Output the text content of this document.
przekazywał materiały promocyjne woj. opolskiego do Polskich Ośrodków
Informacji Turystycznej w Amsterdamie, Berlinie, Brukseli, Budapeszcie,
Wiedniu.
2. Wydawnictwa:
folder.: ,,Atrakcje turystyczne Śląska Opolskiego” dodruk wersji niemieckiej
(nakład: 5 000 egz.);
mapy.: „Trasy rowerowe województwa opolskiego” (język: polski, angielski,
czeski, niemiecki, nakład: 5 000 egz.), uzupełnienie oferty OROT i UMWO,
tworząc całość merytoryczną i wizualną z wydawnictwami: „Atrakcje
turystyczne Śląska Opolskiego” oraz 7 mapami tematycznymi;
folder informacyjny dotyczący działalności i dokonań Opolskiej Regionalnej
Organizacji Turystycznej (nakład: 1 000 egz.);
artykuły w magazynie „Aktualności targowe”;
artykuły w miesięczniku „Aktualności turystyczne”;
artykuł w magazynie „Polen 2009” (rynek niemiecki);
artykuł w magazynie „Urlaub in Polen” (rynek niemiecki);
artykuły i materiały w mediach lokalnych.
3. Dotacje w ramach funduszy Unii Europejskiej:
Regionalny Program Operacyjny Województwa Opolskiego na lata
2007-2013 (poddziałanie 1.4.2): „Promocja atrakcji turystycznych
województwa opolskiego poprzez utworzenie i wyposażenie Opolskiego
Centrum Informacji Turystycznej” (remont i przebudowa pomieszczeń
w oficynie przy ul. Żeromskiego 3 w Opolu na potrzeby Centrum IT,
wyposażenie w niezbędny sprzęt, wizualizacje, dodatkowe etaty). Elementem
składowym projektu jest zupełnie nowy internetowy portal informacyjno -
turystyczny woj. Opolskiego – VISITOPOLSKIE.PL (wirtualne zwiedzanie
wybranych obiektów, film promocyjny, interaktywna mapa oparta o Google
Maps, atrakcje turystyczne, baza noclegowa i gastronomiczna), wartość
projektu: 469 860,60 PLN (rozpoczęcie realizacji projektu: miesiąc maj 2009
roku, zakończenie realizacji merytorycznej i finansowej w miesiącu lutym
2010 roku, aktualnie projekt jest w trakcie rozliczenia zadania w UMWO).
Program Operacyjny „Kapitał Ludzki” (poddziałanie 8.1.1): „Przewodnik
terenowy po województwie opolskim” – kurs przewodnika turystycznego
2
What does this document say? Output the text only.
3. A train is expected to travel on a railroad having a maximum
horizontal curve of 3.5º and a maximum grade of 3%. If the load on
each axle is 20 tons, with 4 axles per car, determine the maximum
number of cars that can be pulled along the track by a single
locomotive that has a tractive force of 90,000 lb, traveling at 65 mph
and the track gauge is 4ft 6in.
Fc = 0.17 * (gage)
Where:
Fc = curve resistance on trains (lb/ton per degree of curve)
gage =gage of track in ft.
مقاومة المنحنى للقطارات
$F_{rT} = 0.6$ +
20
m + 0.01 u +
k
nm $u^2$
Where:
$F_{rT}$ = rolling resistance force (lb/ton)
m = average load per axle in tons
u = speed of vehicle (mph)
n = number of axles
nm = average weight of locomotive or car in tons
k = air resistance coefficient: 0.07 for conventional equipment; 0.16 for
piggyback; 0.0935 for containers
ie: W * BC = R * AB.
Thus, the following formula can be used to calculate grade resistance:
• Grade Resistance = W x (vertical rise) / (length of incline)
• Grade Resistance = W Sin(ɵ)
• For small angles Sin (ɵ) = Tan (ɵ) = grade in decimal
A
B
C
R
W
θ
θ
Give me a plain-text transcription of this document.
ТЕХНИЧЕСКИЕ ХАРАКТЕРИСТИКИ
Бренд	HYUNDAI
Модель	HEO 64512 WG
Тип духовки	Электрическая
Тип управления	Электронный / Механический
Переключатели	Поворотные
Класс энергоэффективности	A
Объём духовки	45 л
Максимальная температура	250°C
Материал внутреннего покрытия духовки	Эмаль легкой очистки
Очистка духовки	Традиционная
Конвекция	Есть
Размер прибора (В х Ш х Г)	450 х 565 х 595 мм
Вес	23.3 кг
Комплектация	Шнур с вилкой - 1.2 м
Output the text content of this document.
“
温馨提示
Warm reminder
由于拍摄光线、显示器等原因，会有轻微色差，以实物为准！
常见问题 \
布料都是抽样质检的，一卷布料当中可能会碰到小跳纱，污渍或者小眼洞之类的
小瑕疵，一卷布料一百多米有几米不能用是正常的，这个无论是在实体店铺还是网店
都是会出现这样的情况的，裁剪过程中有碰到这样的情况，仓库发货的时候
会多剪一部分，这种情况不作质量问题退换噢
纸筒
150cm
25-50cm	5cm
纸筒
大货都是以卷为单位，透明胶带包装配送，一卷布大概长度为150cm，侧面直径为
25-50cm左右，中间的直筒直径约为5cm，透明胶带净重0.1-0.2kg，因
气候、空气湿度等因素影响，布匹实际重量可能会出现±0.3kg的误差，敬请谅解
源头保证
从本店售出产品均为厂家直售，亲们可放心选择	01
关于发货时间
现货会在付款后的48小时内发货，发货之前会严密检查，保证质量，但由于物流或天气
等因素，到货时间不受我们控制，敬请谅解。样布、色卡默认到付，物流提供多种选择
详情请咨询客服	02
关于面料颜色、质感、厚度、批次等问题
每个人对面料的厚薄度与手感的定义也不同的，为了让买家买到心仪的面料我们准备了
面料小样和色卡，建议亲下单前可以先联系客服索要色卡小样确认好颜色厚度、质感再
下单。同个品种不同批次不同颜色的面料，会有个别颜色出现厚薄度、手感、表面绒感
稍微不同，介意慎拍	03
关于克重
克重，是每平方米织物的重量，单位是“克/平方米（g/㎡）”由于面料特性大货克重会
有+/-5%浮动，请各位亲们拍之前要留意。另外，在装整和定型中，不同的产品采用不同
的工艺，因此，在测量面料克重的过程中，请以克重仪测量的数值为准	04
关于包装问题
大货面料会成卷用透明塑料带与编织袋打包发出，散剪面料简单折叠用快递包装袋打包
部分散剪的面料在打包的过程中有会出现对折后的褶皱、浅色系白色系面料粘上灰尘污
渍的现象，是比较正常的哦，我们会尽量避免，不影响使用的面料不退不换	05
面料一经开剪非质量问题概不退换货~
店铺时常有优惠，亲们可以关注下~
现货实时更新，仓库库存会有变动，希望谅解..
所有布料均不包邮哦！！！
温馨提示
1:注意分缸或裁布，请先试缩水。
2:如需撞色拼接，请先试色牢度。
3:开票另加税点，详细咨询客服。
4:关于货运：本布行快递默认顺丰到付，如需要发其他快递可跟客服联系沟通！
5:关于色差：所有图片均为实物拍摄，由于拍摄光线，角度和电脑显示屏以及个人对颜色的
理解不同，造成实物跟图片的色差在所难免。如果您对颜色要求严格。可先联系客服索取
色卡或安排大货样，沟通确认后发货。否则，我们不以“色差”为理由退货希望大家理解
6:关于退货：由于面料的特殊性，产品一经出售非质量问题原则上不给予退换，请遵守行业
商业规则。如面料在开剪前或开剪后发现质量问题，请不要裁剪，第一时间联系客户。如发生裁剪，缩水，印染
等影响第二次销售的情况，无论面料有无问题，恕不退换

--- Given request ---
Count every line above that holds the word "poddziałanie", and state the number and nothing more.

--- Task response ---
2